> _Data provided_
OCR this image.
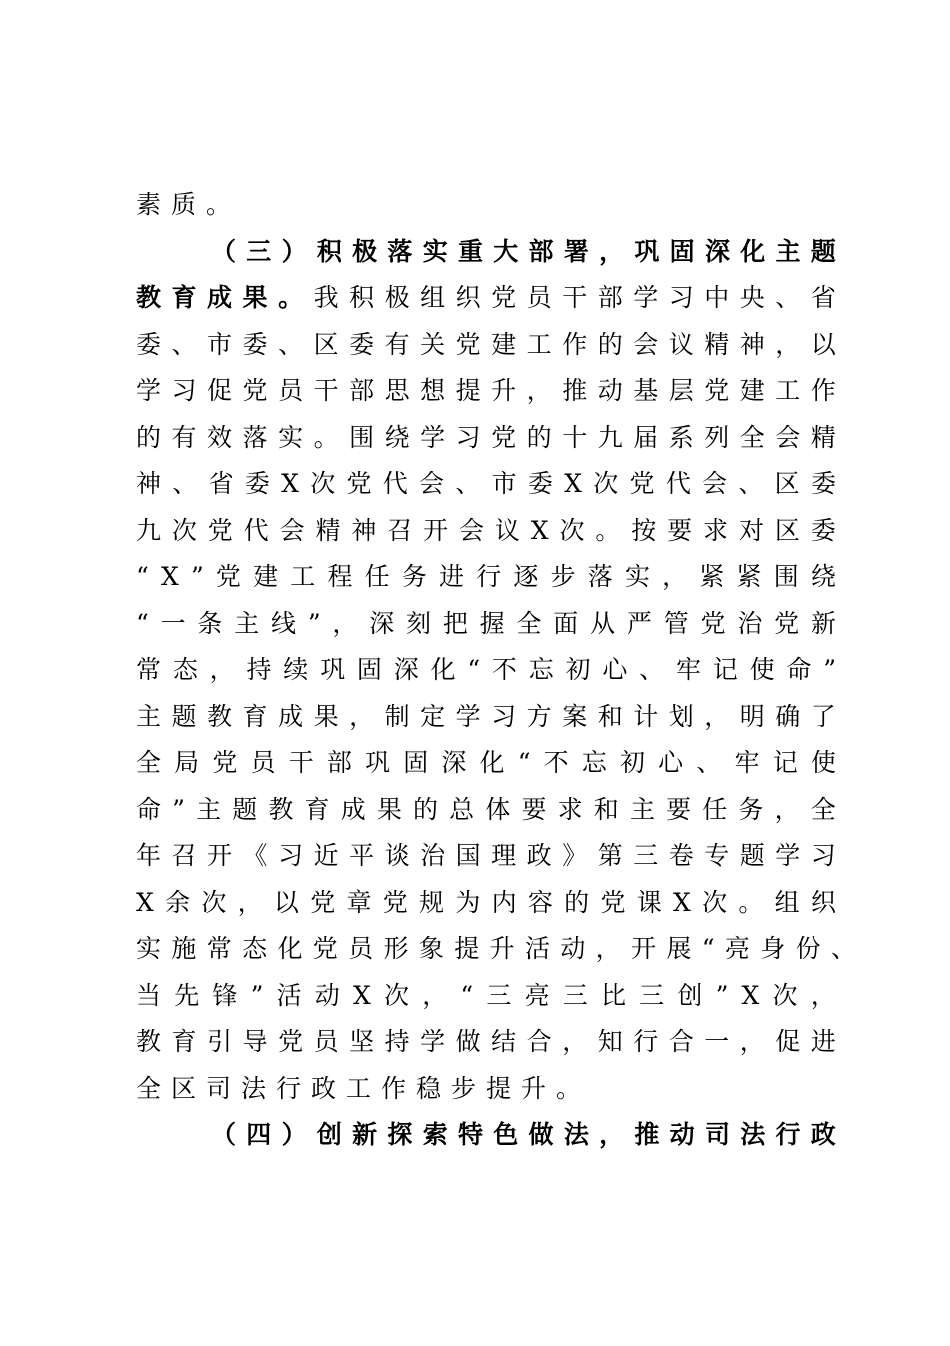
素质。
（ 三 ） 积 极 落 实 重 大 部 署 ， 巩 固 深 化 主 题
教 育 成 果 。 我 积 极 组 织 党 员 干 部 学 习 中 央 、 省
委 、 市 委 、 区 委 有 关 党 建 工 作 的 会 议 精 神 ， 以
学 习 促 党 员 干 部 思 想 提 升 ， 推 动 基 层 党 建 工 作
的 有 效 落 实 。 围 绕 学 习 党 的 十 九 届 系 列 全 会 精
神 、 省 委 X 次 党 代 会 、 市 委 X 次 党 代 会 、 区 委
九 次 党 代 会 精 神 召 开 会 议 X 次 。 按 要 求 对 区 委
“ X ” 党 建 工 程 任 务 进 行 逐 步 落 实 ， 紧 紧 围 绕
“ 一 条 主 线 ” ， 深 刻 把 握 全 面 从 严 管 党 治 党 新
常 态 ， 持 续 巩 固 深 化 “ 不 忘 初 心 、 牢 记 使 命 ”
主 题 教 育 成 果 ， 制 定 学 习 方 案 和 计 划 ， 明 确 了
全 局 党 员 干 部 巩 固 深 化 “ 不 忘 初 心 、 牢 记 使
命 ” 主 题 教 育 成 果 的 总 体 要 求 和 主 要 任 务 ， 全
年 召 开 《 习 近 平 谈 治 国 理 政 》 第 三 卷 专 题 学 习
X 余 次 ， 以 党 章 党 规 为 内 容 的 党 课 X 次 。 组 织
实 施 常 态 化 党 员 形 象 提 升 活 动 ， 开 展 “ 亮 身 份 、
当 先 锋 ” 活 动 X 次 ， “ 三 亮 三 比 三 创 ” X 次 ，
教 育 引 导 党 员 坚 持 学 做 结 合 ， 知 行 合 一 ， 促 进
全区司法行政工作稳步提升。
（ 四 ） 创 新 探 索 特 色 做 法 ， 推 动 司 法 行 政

--

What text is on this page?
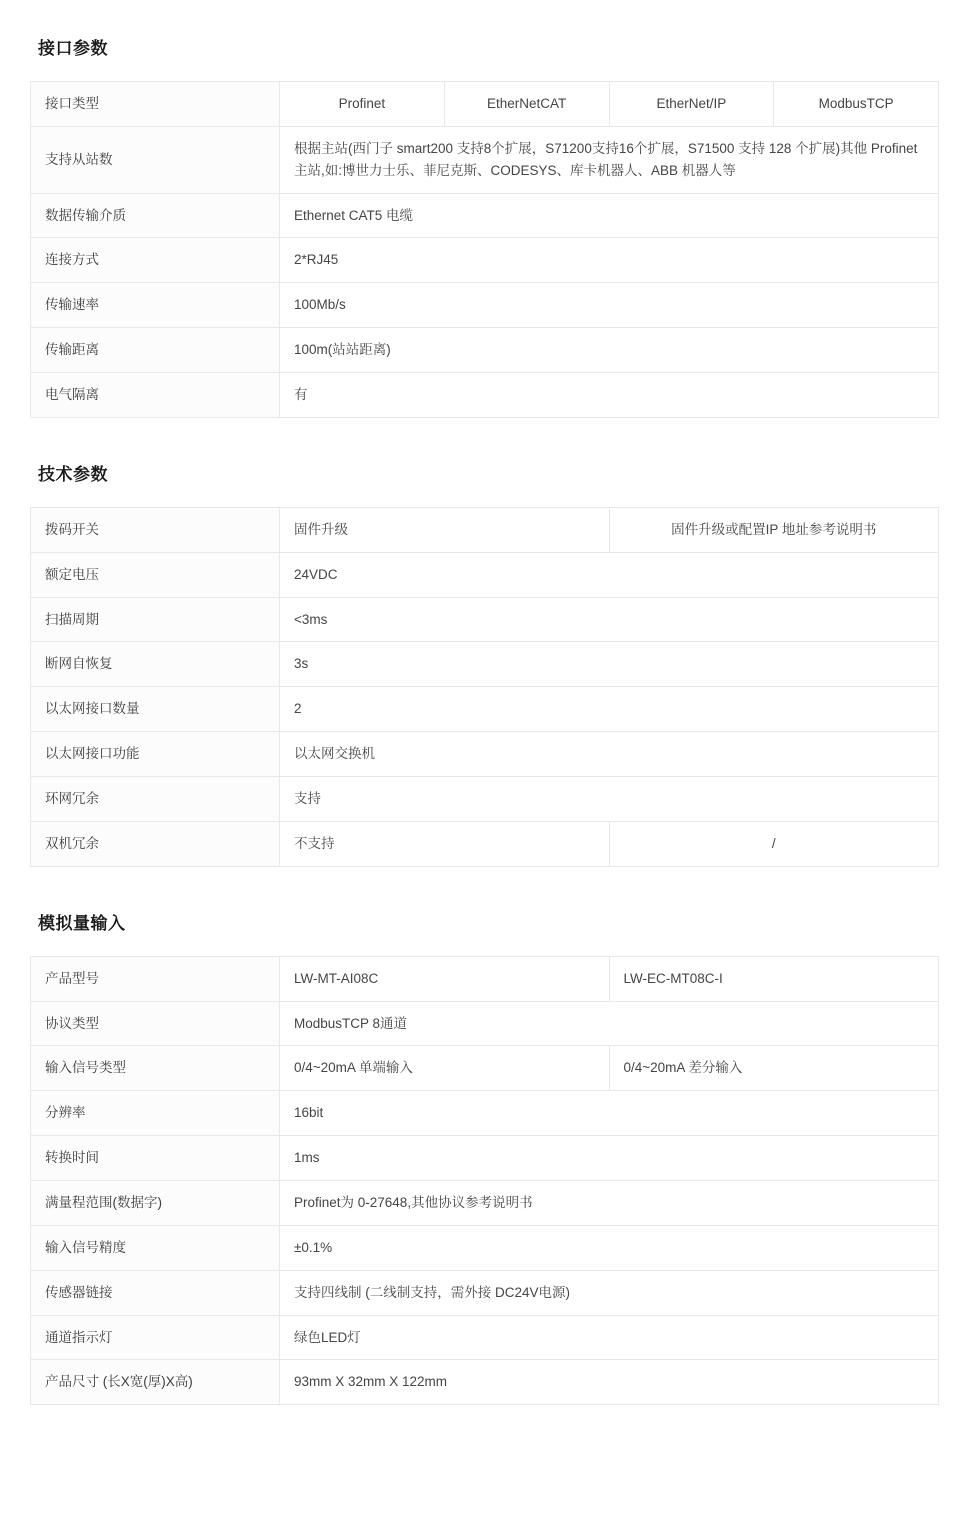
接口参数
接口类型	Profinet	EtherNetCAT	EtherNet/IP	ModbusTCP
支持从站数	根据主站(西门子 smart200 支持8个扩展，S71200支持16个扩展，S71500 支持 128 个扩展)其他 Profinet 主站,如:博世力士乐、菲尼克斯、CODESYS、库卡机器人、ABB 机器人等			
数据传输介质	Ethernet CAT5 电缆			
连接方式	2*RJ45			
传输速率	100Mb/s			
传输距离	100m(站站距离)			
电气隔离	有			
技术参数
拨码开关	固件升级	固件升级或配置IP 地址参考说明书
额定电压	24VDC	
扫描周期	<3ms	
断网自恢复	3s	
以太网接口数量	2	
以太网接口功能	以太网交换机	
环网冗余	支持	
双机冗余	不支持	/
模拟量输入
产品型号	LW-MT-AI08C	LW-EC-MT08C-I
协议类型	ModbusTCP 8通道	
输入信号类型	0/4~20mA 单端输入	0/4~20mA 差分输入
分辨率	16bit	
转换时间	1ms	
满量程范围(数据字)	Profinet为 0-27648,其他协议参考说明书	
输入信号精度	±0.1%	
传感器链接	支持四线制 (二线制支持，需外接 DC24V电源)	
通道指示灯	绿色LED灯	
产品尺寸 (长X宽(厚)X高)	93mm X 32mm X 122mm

> _Exercise details_
Filter the listing above by the word "this"; copy each line that passes.

> _Output_
OCR this image.
What text is on this page?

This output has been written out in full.